#### AIM:
Pull out each line of the records holding the string "this".

#### PROVIDED ENTRIES:

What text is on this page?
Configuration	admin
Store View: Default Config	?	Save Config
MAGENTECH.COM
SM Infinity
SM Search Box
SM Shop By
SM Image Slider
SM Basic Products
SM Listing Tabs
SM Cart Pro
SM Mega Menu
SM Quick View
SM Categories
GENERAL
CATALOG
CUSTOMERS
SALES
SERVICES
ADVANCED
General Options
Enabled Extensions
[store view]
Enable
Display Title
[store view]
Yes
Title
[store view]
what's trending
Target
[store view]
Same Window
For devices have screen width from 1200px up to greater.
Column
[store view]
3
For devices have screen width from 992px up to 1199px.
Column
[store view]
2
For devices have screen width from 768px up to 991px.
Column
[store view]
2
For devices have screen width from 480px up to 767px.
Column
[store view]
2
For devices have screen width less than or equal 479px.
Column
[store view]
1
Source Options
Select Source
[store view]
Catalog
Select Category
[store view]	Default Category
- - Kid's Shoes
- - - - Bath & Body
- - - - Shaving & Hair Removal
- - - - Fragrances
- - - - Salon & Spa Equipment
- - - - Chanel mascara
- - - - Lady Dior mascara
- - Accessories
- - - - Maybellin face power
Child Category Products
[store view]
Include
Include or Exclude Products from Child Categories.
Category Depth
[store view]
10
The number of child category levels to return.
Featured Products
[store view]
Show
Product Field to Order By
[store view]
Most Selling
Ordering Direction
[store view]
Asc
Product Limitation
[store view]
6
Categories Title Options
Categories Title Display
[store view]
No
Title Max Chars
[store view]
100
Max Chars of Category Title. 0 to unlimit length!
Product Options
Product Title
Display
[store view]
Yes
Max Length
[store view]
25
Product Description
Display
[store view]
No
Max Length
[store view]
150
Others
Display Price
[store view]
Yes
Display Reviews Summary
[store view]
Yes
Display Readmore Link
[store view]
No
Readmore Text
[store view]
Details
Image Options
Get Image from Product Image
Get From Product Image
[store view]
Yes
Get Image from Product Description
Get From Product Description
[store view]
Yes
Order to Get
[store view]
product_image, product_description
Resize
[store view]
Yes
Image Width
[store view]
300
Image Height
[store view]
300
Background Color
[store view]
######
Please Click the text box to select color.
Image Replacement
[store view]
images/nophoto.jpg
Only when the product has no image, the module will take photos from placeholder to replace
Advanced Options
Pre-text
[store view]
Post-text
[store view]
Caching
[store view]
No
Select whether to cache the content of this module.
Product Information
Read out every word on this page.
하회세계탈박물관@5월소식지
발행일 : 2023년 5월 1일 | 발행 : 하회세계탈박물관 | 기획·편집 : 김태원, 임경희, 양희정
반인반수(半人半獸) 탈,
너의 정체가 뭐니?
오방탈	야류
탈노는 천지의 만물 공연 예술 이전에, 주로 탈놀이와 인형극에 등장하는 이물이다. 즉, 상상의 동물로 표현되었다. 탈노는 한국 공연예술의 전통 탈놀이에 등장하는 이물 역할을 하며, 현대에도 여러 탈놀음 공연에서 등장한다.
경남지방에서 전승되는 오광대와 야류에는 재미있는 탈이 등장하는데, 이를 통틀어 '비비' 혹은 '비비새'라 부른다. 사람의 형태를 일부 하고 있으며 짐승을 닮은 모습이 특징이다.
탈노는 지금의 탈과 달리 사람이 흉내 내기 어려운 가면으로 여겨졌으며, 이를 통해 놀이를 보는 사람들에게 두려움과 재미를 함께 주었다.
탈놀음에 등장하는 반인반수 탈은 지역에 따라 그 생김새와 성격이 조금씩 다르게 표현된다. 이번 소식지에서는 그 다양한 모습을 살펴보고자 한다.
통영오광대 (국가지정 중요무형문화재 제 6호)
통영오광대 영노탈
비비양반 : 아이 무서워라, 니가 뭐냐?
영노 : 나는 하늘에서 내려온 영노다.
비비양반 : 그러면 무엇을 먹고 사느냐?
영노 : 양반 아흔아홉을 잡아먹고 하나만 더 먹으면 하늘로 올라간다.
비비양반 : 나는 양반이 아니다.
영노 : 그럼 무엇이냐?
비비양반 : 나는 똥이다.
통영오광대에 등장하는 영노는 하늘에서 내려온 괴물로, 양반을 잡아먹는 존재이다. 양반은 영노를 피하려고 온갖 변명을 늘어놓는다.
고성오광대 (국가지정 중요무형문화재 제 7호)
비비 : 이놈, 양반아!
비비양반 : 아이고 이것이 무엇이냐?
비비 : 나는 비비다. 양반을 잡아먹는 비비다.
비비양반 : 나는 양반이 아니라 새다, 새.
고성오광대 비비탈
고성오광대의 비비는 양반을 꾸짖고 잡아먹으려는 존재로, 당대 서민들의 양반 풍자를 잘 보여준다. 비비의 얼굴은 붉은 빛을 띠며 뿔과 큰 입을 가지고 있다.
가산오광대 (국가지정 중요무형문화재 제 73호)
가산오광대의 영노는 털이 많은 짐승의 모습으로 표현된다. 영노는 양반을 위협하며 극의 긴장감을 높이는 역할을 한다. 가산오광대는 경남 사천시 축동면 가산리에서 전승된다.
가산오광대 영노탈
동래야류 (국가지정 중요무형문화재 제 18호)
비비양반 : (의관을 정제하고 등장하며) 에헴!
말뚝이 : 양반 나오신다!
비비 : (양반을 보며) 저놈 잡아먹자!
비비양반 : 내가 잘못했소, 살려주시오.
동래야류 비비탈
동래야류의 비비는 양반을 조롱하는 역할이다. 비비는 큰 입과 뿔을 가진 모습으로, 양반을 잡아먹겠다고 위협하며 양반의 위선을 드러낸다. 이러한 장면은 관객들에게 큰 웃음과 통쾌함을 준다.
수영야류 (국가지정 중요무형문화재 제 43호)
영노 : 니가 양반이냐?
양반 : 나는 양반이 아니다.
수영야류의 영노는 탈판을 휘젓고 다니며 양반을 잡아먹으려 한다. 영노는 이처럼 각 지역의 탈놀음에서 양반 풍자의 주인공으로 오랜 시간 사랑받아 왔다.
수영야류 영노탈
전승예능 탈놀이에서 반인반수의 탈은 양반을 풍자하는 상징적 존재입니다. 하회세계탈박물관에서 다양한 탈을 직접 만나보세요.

#### THE ANSWER:
What text is on this page?
Select whether to cache the content of this module.
Read out every word on this page.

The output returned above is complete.